▶ Given request 1:
According to the libel reform text, within what period will the legislation to reform defamation law be introduced?
▶ Given request 2:
In the rows, copy out the lines starting with the one containing "svg-text:A: A: [14, 92, 35, 124]" and running through the one containing "wire battery to switch: [79, 22, 150, 24]", with both of those lines included.

▶ Text shown:
>>
May 9th, 2012 | No Comments | Posted by in Legal, Politics

The Libel Reform Campaign announced a “victory” today as the Queen’s Speech confirmed legislation will be introduced in the next 12 months to reform defamation law.

The campaign issued a number of comments from those involved in the campaign, some of which are listed below:

Tracey Brown, managing director, Sense About Science:

We and thousands of others have campaigned to stop the libel laws’ bullying and chilling effects on discussions about health, scientific research, consumer safety, history and human rights. We are really pleased to see the government has moved closer to honouring its promise of a fairer law and protection of free speech in today’s Queen’s Speech. This opens the way to developing a law guided by public interest not powerful interests.
<<
Records:
>>
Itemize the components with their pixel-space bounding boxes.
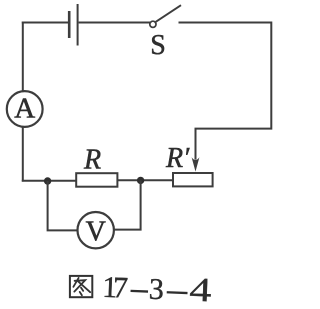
svg-text:A: A: [14, 92, 35, 124]
caption dash 2: [167, 291, 188, 294]
svg-text:7: 7: [112, 271, 128, 305]
caption hanzi TU enclosure: [70, 276, 92, 297]
main node wire left segment: [22, 180, 76, 182]
svg-text:3: 3: [148, 273, 164, 307]
rheostat slider arrowhead: [192, 157, 200, 171]
node dot right: [137, 177, 144, 184]
battery negative plate (short): [68, 11, 71, 38]
wire left vertical upper (corner to ammeter top): [22, 22, 24, 93]
wire switch to top-right corner, right vertical, and mid horizontal to slider: [179, 23, 272, 160]
svg-text:R′: R′: [165, 143, 190, 174]
caption dash 1: [131, 290, 148, 293]
ammeter A circle: [7, 91, 43, 127]
voltmeter branch left wire: [48, 181, 78, 230]
wire top-left horizontal to battery: [22, 22, 68, 24]
rheostat R' box: [173, 173, 213, 186]
switch S hinge: [150, 21, 156, 27]
voltmeter V circle: [78, 212, 114, 248]
svg-text:S: S: [150, 30, 166, 61]
wire left vertical lower (ammeter bottom to main node wire): [22, 127, 24, 182]
wire R to R' (through right junction): [118, 179, 174, 181]
resistor R box: [76, 173, 117, 187]
node dot left: [44, 177, 51, 184]
switch S lever (open blade): [156, 5, 181, 22]
battery positive plate (long): [77, 4, 79, 46]
svg-text:R: R: [83, 145, 101, 176]
svg-text:V: V: [86, 216, 106, 247]
voltmeter branch right wire: [114, 180, 141, 229]
caption hanzi TU inner strokes: [73, 278, 78, 287]
svg-text:4: 4: [189, 270, 213, 309]
wire battery to switch: [79, 22, 150, 24]
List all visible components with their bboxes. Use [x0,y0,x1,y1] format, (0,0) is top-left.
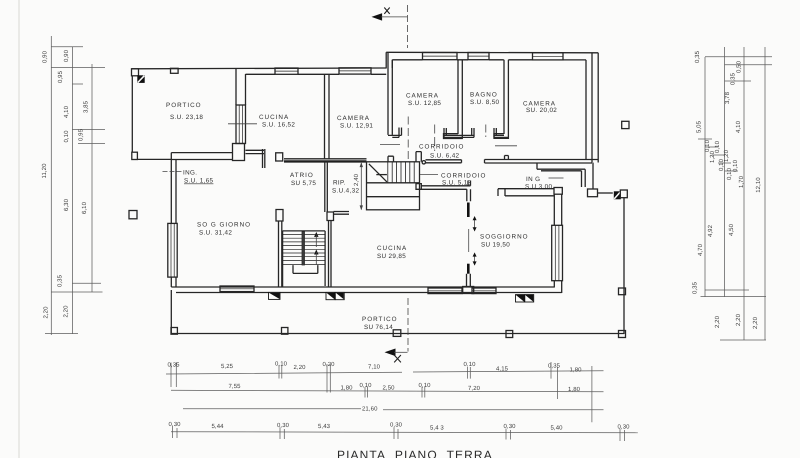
<<
▶ Solution 1:
The legislation will be introduced in the next 12 months.

▶ Solution 2:
svg-text:A: A: [14, 92, 35, 124]
caption dash 2: [167, 291, 188, 294]
svg-text:7: 7: [112, 271, 128, 305]
caption hanzi TU enclosure: [70, 276, 92, 297]
main node wire left segment: [22, 180, 76, 182]
svg-text:3: 3: [148, 273, 164, 307]
rheostat slider arrowhead: [192, 157, 200, 171]
node dot right: [137, 177, 144, 184]
battery negative plate (short): [68, 11, 71, 38]
wire left vertical upper (corner to ammeter top): [22, 22, 24, 93]
wire switch to top-right corner, right vertical, and mid horizontal to slider: [179, 23, 272, 160]
svg-text:R′: R′: [165, 143, 190, 174]
caption dash 1: [131, 290, 148, 293]
ammeter A circle: [7, 91, 43, 127]
voltmeter branch left wire: [48, 181, 78, 230]
wire top-left horizontal to battery: [22, 22, 68, 24]
rheostat R' box: [173, 173, 213, 186]
switch S hinge: [150, 21, 156, 27]
voltmeter V circle: [78, 212, 114, 248]
svg-text:S: S: [150, 30, 166, 61]
wire left vertical lower (ammeter bottom to main node wire): [22, 127, 24, 182]
wire R to R' (through right junction): [118, 179, 174, 181]
resistor R box: [76, 173, 117, 187]
node dot left: [44, 177, 51, 184]
switch S lever (open blade): [156, 5, 181, 22]
battery positive plate (long): [77, 4, 79, 46]
svg-text:R: R: [83, 145, 101, 176]
svg-text:V: V: [86, 216, 106, 247]
voltmeter branch right wire: [114, 180, 141, 229]
caption hanzi TU inner strokes: [73, 278, 78, 287]
svg-text:4: 4: [189, 270, 213, 309]
wire battery to switch: [79, 22, 150, 24]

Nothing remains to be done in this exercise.